Data for the task —
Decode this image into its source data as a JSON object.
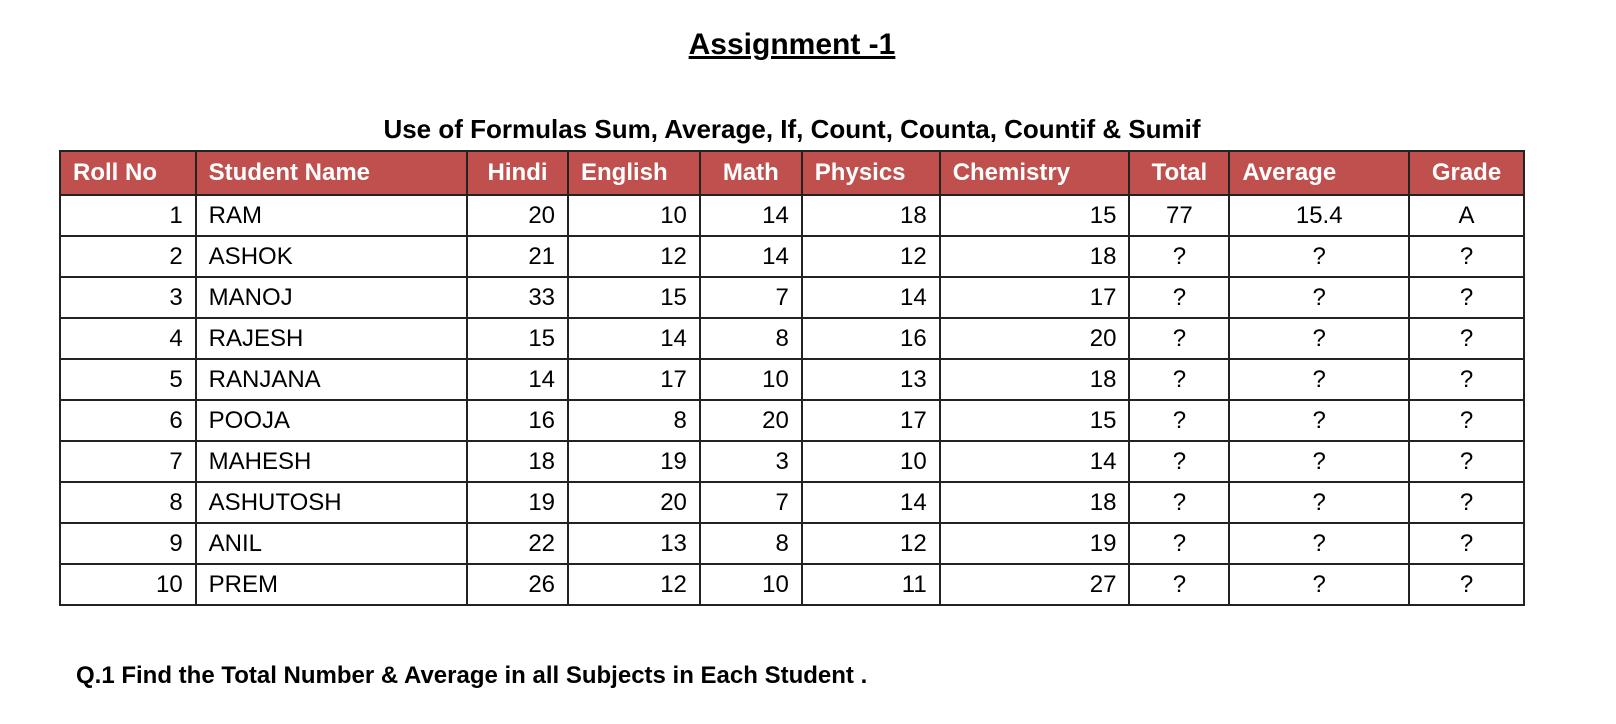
{
  "title": "Assignment -1",
  "subtitle": "Use of Formulas Sum, Average, If, Count, Counta, Countif & Sumif",
  "header_color": "#c0504d",
  "columns": [
    "Roll No",
    "Student Name",
    "Hindi",
    "English",
    "Math",
    "Physics",
    "Chemistry",
    "Total",
    "Average",
    "Grade"
  ],
  "rows": [
    [
      "1",
      "RAM",
      "20",
      "10",
      "14",
      "18",
      "15",
      "77",
      "15.4",
      "A"
    ],
    [
      "2",
      "ASHOK",
      "21",
      "12",
      "14",
      "12",
      "18",
      "?",
      "?",
      "?"
    ],
    [
      "3",
      "MANOJ",
      "33",
      "15",
      "7",
      "14",
      "17",
      "?",
      "?",
      "?"
    ],
    [
      "4",
      "RAJESH",
      "15",
      "14",
      "8",
      "16",
      "20",
      "?",
      "?",
      "?"
    ],
    [
      "5",
      "RANJANA",
      "14",
      "17",
      "10",
      "13",
      "18",
      "?",
      "?",
      "?"
    ],
    [
      "6",
      "POOJA",
      "16",
      "8",
      "20",
      "17",
      "15",
      "?",
      "?",
      "?"
    ],
    [
      "7",
      "MAHESH",
      "18",
      "19",
      "3",
      "10",
      "14",
      "?",
      "?",
      "?"
    ],
    [
      "8",
      "ASHUTOSH",
      "19",
      "20",
      "7",
      "14",
      "18",
      "?",
      "?",
      "?"
    ],
    [
      "9",
      "ANIL",
      "22",
      "13",
      "8",
      "12",
      "19",
      "?",
      "?",
      "?"
    ],
    [
      "10",
      "PREM",
      "26",
      "12",
      "10",
      "11",
      "27",
      "?",
      "?",
      "?"
    ]
  ],
  "question": "Q.1 Find the Total Number & Average in all Subjects in Each Student ."
}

Short task — Each record above should come back exactly the same, only without its pictures.

Output —
Decode this image into its source data as a JSON object.
{
  "title": "Assignment -1",
  "subtitle": "Use of Formulas Sum, Average, If, Count, Counta, Countif & Sumif",
  "header_color": "#c0504d",
  "columns": [
    "Roll No",
    "Student Name",
    "Hindi",
    "English",
    "Math",
    "Physics",
    "Chemistry",
    "Total",
    "Average",
    "Grade"
  ],
  "rows": [
    [
      "1",
      "RAM",
      "20",
      "10",
      "14",
      "18",
      "15",
      "77",
      "15.4",
      "A"
    ],
    [
      "2",
      "ASHOK",
      "21",
      "12",
      "14",
      "12",
      "18",
      "?",
      "?",
      "?"
    ],
    [
      "3",
      "MANOJ",
      "33",
      "15",
      "7",
      "14",
      "17",
      "?",
      "?",
      "?"
    ],
    [
      "4",
      "RAJESH",
      "15",
      "14",
      "8",
      "16",
      "20",
      "?",
      "?",
      "?"
    ],
    [
      "5",
      "RANJANA",
      "14",
      "17",
      "10",
      "13",
      "18",
      "?",
      "?",
      "?"
    ],
    [
      "6",
      "POOJA",
      "16",
      "8",
      "20",
      "17",
      "15",
      "?",
      "?",
      "?"
    ],
    [
      "7",
      "MAHESH",
      "18",
      "19",
      "3",
      "10",
      "14",
      "?",
      "?",
      "?"
    ],
    [
      "8",
      "ASHUTOSH",
      "19",
      "20",
      "7",
      "14",
      "18",
      "?",
      "?",
      "?"
    ],
    [
      "9",
      "ANIL",
      "22",
      "13",
      "8",
      "12",
      "19",
      "?",
      "?",
      "?"
    ],
    [
      "10",
      "PREM",
      "26",
      "12",
      "10",
      "11",
      "27",
      "?",
      "?",
      "?"
    ]
  ],
  "question": "Q.1 Find the Total Number & Average in all Subjects in Each Student ."
}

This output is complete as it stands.